* **Input**:
↓

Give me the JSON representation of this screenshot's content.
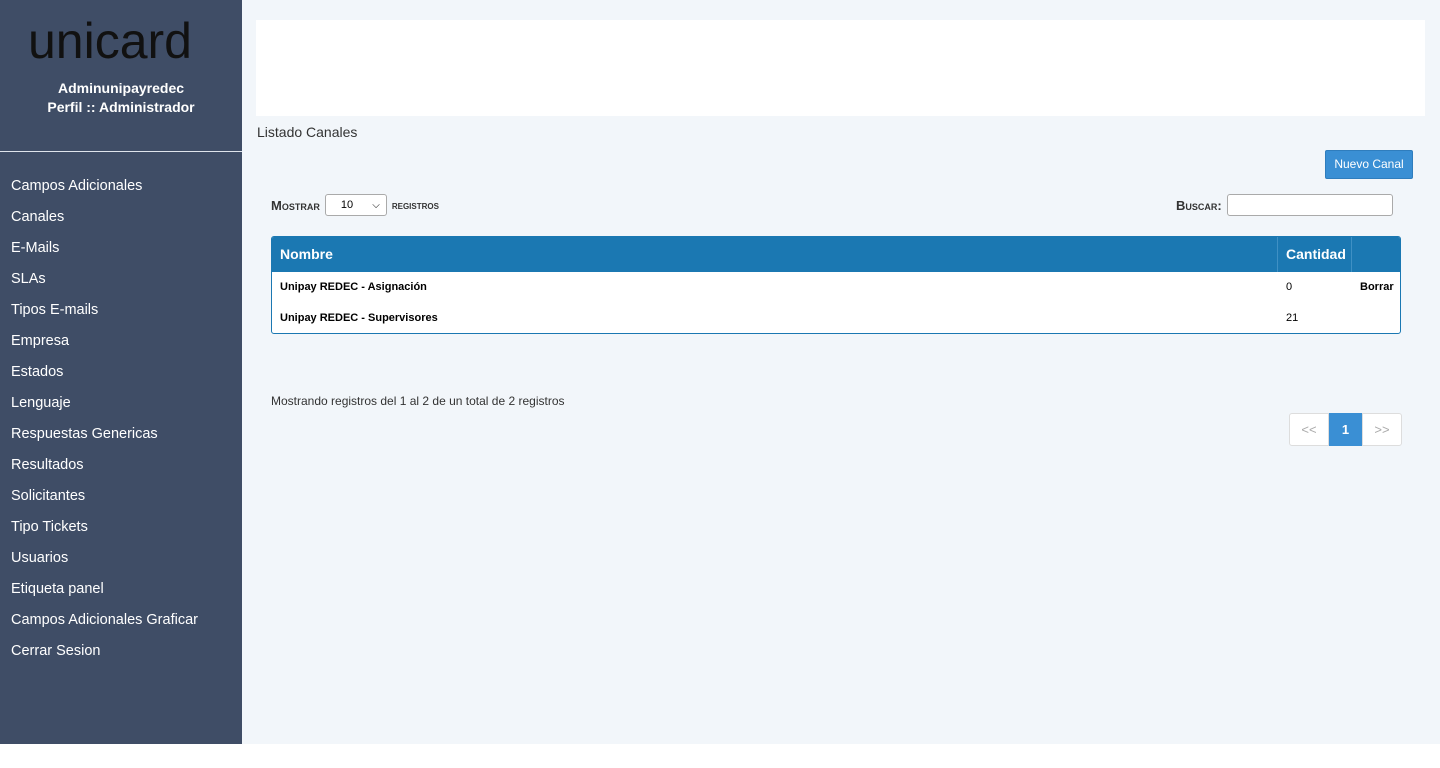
{
  "brand": {
    "logo_text": "unicard"
  },
  "user": {
    "name": "Adminunipayredec",
    "profile": "Perfil :: Administrador"
  },
  "sidebar": {
    "items": [
      {
        "label": "Campos Adicionales"
      },
      {
        "label": "Canales"
      },
      {
        "label": "E-Mails"
      },
      {
        "label": "SLAs"
      },
      {
        "label": "Tipos E-mails"
      },
      {
        "label": "Empresa"
      },
      {
        "label": "Estados"
      },
      {
        "label": "Lenguaje"
      },
      {
        "label": "Respuestas Genericas"
      },
      {
        "label": "Resultados"
      },
      {
        "label": "Solicitantes"
      },
      {
        "label": "Tipo Tickets"
      },
      {
        "label": "Usuarios"
      },
      {
        "label": "Etiqueta panel"
      },
      {
        "label": "Campos Adicionales Graficar"
      },
      {
        "label": "Cerrar Sesion"
      }
    ]
  },
  "main": {
    "page_title": "Listado Canales",
    "new_button": "Nuevo Canal",
    "length": {
      "label_before": "Mostrar",
      "selected": "10",
      "label_after": "registros"
    },
    "search": {
      "label": "Buscar:",
      "value": ""
    },
    "table": {
      "headers": [
        "Nombre",
        "Cantidad",
        ""
      ],
      "rows": [
        {
          "name": "Unipay REDEC - Asignación",
          "qty": "0",
          "action": "Borrar"
        },
        {
          "name": "Unipay REDEC - Supervisores",
          "qty": "21",
          "action": ""
        }
      ]
    },
    "info": "Mostrando registros del 1 al 2 de un total de 2 registros",
    "pagination": {
      "prev": "<<",
      "current": "1",
      "next": ">>"
    }
  },
  "colors": {
    "sidebar_bg": "#3f4d66",
    "main_bg": "#f2f6fa",
    "table_header": "#1b78b2",
    "accent": "#3a8fd4"
  }
}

↑

Can you restate all the records above word for word while dropping the pictures?

* **Correct output**:
Give me the JSON representation of this screenshot's content.
{
  "brand": {
    "logo_text": "unicard"
  },
  "user": {
    "name": "Adminunipayredec",
    "profile": "Perfil :: Administrador"
  },
  "sidebar": {
    "items": [
      {
        "label": "Campos Adicionales"
      },
      {
        "label": "Canales"
      },
      {
        "label": "E-Mails"
      },
      {
        "label": "SLAs"
      },
      {
        "label": "Tipos E-mails"
      },
      {
        "label": "Empresa"
      },
      {
        "label": "Estados"
      },
      {
        "label": "Lenguaje"
      },
      {
        "label": "Respuestas Genericas"
      },
      {
        "label": "Resultados"
      },
      {
        "label": "Solicitantes"
      },
      {
        "label": "Tipo Tickets"
      },
      {
        "label": "Usuarios"
      },
      {
        "label": "Etiqueta panel"
      },
      {
        "label": "Campos Adicionales Graficar"
      },
      {
        "label": "Cerrar Sesion"
      }
    ]
  },
  "main": {
    "page_title": "Listado Canales",
    "new_button": "Nuevo Canal",
    "length": {
      "label_before": "Mostrar",
      "selected": "10",
      "label_after": "registros"
    },
    "search": {
      "label": "Buscar:",
      "value": ""
    },
    "table": {
      "headers": [
        "Nombre",
        "Cantidad",
        ""
      ],
      "rows": [
        {
          "name": "Unipay REDEC - Asignación",
          "qty": "0",
          "action": "Borrar"
        },
        {
          "name": "Unipay REDEC - Supervisores",
          "qty": "21",
          "action": ""
        }
      ]
    },
    "info": "Mostrando registros del 1 al 2 de un total de 2 registros",
    "pagination": {
      "prev": "<<",
      "current": "1",
      "next": ">>"
    }
  },
  "colors": {
    "sidebar_bg": "#3f4d66",
    "main_bg": "#f2f6fa",
    "table_header": "#1b78b2",
    "accent": "#3a8fd4"
  }
}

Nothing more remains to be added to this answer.